───── DATA FOR THE TASK ─────
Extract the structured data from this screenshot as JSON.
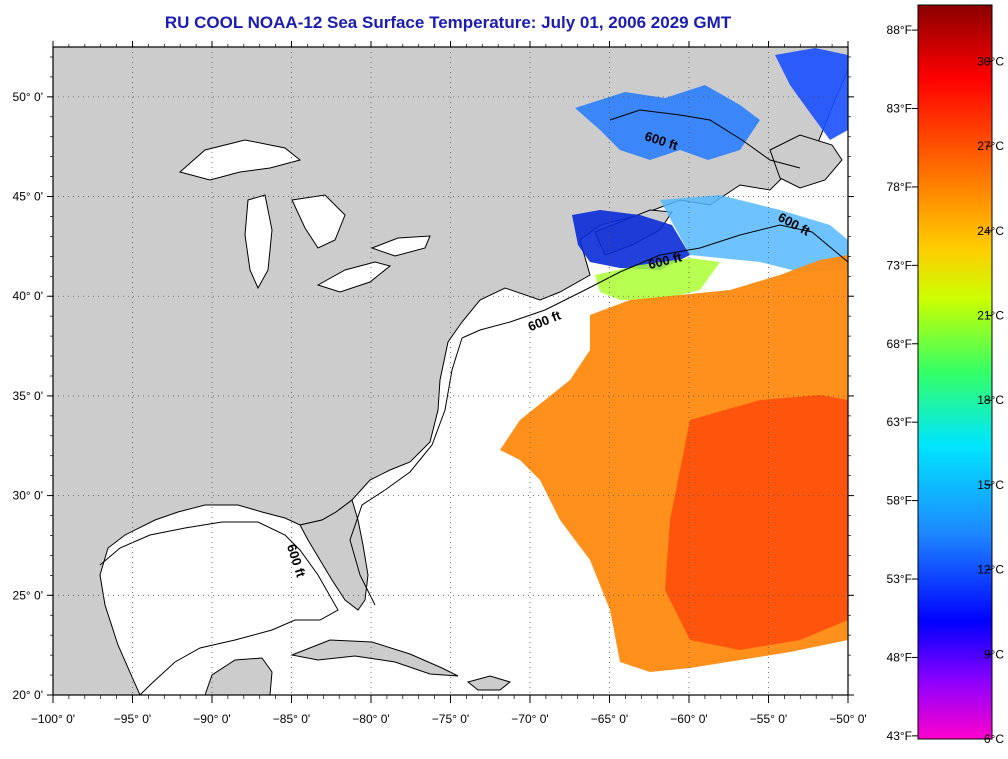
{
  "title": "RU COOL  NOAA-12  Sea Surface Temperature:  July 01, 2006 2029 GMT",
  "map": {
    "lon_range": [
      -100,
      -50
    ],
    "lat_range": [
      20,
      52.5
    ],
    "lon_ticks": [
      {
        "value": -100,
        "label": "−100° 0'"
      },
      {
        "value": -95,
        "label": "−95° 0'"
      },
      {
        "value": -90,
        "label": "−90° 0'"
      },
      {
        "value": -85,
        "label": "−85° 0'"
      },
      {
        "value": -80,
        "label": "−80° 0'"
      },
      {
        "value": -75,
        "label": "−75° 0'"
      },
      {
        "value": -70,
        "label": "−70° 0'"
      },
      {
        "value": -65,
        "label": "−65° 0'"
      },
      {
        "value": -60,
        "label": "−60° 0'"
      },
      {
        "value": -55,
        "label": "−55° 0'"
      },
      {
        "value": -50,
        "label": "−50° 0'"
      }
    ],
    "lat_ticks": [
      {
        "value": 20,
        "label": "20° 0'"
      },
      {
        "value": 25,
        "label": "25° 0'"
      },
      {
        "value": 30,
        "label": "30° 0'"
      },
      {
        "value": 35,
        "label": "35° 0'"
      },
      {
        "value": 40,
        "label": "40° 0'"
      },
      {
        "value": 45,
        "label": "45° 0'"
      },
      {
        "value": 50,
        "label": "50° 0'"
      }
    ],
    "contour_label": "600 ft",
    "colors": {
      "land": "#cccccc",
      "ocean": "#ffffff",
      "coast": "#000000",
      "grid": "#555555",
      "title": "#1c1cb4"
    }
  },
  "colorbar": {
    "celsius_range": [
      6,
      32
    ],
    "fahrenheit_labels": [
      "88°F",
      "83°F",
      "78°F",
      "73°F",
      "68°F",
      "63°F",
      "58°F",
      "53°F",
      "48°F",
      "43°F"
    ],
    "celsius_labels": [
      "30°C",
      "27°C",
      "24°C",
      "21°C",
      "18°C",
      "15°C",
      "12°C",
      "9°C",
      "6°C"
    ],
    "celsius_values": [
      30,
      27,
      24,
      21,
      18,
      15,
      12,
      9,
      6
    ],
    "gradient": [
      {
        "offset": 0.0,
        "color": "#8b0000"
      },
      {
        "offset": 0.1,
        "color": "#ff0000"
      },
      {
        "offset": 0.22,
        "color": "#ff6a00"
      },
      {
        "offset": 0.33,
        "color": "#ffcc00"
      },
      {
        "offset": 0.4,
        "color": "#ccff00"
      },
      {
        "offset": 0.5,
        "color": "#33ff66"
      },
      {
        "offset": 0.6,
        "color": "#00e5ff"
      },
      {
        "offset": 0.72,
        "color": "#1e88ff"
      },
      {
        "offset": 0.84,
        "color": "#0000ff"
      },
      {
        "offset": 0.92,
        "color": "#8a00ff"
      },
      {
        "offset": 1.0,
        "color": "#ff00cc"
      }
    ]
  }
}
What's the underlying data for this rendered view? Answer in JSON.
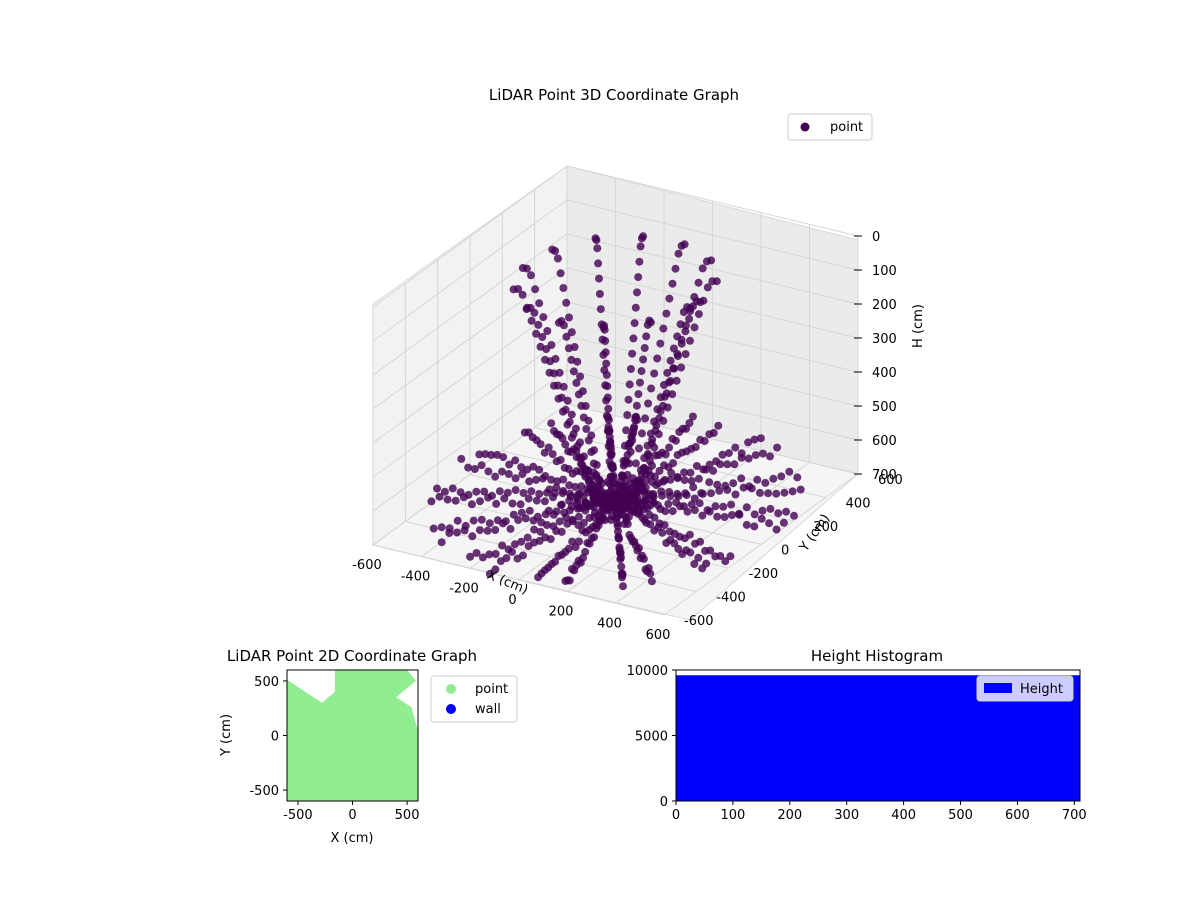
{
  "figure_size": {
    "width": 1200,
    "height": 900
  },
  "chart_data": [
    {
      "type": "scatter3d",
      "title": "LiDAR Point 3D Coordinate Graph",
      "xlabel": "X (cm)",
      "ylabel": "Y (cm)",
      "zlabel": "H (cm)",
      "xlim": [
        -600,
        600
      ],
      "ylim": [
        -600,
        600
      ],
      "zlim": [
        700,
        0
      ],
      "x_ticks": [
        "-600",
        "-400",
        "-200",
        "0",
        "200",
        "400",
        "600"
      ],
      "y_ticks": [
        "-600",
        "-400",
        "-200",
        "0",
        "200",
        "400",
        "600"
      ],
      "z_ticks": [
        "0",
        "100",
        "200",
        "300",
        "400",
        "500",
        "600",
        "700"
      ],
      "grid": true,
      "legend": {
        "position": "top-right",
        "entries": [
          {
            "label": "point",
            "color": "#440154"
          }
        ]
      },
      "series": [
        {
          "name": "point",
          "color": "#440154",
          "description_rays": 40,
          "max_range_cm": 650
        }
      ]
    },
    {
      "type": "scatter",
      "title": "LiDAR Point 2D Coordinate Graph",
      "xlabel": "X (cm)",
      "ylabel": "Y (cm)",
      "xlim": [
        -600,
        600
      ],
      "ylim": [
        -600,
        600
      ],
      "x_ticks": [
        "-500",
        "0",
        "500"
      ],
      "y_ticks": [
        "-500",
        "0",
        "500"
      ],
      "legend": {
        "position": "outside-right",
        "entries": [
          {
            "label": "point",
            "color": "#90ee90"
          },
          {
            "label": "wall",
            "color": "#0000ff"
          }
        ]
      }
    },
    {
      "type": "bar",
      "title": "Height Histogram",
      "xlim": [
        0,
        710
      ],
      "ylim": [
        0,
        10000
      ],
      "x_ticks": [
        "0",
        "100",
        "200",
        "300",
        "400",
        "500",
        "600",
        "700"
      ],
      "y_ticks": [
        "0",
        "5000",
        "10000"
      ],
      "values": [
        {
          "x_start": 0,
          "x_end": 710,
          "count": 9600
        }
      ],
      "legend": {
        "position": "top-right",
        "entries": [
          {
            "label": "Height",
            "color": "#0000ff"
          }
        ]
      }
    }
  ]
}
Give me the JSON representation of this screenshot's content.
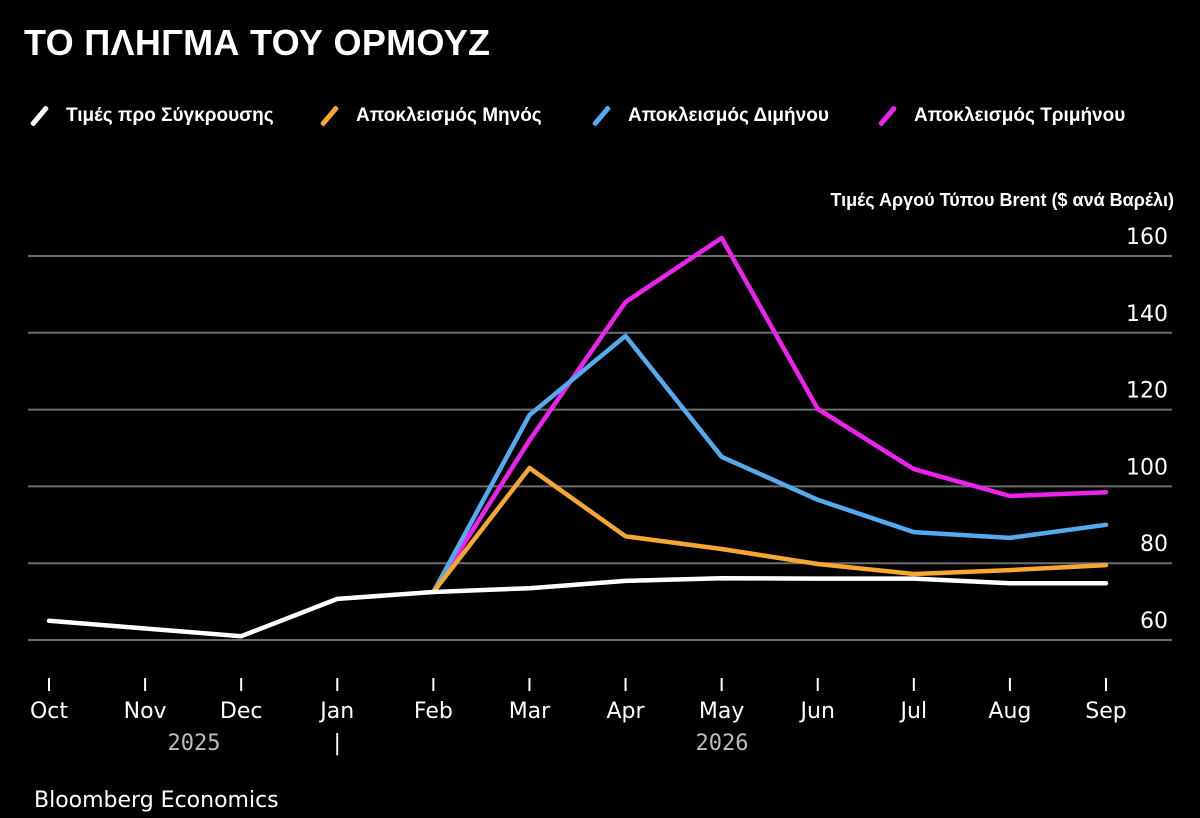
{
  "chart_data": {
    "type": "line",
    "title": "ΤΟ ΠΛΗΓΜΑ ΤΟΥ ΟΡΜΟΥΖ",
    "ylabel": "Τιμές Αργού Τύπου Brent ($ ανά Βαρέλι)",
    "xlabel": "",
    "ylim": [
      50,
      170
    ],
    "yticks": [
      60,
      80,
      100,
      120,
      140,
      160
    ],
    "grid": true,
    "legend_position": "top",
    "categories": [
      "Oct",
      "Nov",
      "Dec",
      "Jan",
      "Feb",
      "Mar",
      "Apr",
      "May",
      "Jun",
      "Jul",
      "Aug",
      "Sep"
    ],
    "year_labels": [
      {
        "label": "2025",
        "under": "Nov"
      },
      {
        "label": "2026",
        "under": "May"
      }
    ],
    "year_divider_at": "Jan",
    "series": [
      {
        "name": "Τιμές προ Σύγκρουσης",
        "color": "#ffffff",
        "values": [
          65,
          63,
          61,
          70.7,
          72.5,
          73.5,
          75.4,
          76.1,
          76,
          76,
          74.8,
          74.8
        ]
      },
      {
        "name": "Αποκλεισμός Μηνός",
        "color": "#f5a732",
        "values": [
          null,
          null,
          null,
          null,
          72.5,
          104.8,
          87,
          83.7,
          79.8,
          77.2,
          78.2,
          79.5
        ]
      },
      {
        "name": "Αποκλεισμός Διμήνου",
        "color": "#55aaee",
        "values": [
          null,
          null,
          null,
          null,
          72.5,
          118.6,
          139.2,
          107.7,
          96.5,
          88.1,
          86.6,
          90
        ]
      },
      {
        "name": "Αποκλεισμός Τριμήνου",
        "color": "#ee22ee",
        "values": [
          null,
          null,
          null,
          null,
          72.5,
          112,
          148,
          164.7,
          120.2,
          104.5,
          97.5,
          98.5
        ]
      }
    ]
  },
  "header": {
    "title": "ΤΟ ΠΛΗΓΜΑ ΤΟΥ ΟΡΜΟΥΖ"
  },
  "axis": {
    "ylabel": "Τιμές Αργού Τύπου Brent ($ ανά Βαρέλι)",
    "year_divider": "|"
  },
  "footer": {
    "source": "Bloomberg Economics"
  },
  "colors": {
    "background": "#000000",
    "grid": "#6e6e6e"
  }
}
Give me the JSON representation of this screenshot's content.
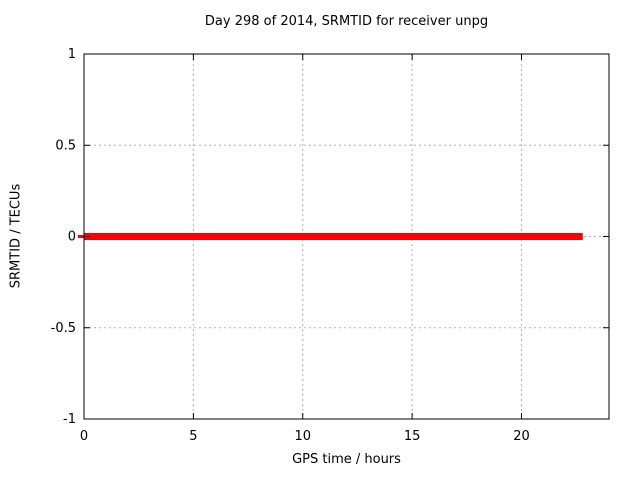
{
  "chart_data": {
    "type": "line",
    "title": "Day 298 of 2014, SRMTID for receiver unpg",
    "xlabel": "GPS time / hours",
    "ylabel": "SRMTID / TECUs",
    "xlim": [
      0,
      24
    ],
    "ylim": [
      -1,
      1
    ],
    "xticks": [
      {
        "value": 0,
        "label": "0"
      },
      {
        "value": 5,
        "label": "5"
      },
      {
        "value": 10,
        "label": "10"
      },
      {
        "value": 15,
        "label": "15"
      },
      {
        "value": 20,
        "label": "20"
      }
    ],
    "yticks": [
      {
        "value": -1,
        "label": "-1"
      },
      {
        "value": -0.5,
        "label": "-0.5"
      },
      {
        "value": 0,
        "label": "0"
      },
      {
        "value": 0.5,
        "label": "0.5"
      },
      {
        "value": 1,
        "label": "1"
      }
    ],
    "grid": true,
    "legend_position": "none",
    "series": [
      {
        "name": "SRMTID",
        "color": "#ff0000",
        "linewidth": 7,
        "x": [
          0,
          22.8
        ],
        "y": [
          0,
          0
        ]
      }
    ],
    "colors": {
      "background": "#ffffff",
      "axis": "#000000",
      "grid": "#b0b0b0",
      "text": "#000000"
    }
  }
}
─────
# TO BE DONE
Go through the material above and copy each line that has the word "ffffff".

# OUTPUT OF THE TASK
      "ocean": "#ffffff",
        "color": "#ffffff",
      "background": "#ffffff",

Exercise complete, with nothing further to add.